--- Start Dataset ---

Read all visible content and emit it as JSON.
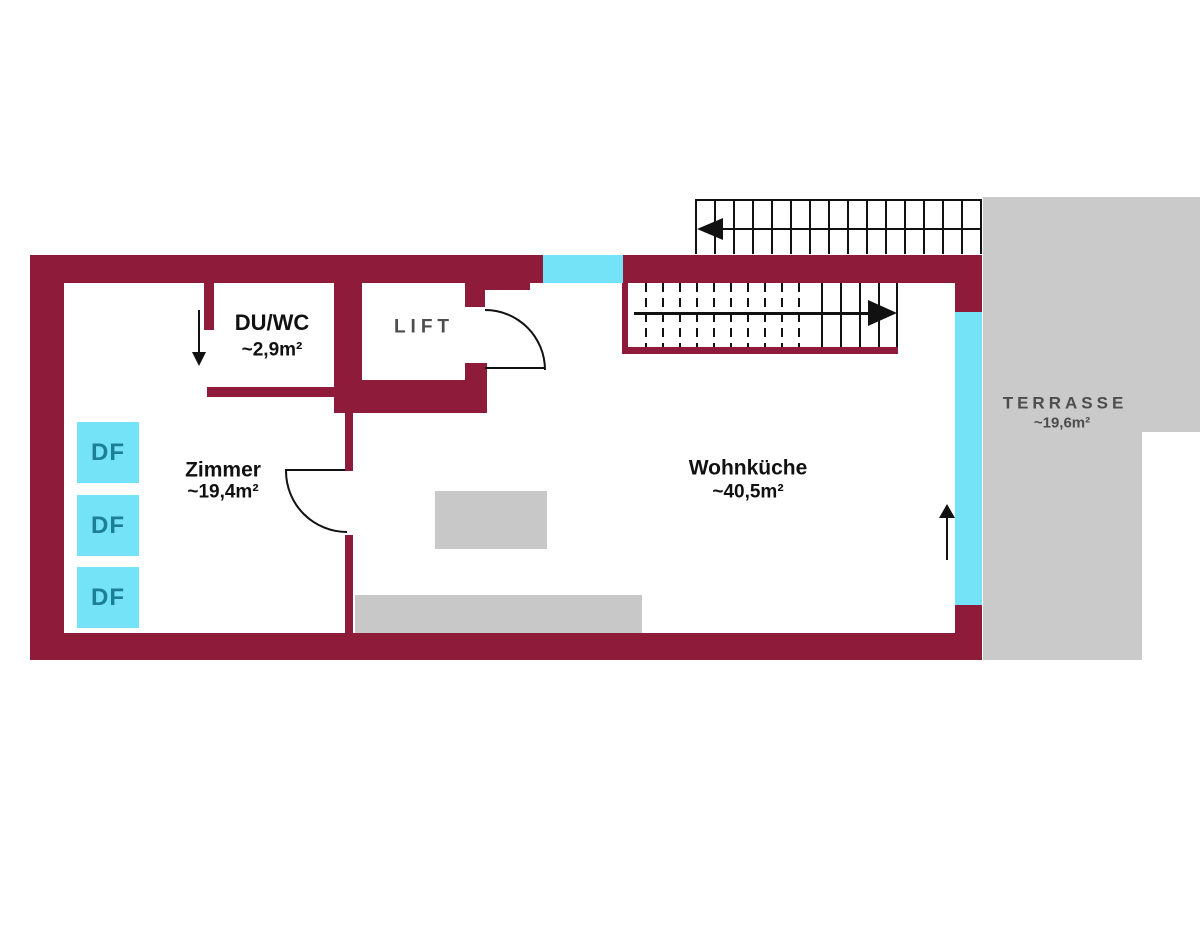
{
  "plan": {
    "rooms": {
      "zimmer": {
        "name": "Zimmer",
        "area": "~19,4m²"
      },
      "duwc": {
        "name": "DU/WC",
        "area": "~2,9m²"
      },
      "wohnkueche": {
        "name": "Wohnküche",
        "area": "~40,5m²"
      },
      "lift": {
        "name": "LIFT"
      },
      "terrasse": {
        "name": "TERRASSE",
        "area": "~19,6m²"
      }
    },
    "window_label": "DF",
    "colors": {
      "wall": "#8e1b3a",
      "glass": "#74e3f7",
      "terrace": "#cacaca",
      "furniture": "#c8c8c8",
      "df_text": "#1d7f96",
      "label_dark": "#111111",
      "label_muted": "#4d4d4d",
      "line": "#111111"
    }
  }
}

--- End Dataset ---

▸ **Aim of the exercise**
Send back the data above word for word, with the pictures left out.

▸ **Task answer**
Read all visible content and emit it as JSON.
{
  "plan": {
    "rooms": {
      "zimmer": {
        "name": "Zimmer",
        "area": "~19,4m²"
      },
      "duwc": {
        "name": "DU/WC",
        "area": "~2,9m²"
      },
      "wohnkueche": {
        "name": "Wohnküche",
        "area": "~40,5m²"
      },
      "lift": {
        "name": "LIFT"
      },
      "terrasse": {
        "name": "TERRASSE",
        "area": "~19,6m²"
      }
    },
    "window_label": "DF",
    "colors": {
      "wall": "#8e1b3a",
      "glass": "#74e3f7",
      "terrace": "#cacaca",
      "furniture": "#c8c8c8",
      "df_text": "#1d7f96",
      "label_dark": "#111111",
      "label_muted": "#4d4d4d",
      "line": "#111111"
    }
  }
}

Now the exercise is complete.